Pick out each line containing the string "into" and copy it.
>> begin DATA SHOWN
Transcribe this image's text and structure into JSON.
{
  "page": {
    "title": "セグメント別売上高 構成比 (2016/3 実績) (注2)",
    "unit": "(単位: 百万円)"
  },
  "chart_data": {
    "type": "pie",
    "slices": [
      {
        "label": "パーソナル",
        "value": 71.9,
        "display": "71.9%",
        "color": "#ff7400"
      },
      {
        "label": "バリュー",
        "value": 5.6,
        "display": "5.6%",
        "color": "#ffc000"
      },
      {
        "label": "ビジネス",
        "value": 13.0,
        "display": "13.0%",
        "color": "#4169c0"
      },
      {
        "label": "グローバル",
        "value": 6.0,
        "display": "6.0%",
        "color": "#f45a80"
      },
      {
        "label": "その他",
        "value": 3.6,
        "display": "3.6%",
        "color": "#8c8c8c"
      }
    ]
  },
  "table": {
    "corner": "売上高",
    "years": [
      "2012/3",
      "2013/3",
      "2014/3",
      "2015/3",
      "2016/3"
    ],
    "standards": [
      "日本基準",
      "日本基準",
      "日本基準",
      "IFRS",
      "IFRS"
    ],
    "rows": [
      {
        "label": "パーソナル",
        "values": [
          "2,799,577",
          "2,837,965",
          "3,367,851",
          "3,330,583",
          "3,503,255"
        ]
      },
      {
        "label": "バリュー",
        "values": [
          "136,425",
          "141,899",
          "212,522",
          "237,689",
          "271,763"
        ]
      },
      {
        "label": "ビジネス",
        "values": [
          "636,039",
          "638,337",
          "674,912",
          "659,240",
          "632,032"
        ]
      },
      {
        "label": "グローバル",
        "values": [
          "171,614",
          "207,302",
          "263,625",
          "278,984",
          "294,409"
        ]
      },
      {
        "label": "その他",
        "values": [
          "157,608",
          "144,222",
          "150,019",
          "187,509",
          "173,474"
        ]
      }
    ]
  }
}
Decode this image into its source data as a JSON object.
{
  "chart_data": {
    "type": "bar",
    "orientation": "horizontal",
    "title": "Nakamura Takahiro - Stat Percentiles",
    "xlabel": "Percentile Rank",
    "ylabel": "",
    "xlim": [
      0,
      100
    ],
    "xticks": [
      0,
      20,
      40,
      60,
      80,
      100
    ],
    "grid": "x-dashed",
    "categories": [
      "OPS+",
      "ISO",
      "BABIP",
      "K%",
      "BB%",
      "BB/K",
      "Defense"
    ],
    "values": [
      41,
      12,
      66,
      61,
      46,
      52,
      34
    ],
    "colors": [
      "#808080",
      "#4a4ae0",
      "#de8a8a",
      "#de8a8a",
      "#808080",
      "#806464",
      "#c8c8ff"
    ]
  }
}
>> end DATA SHOWN
### SOLUTION TO THIS PROBLEM
Transcribe this image's text and structure into JSON.
Decode this image into its source data as a JSON object.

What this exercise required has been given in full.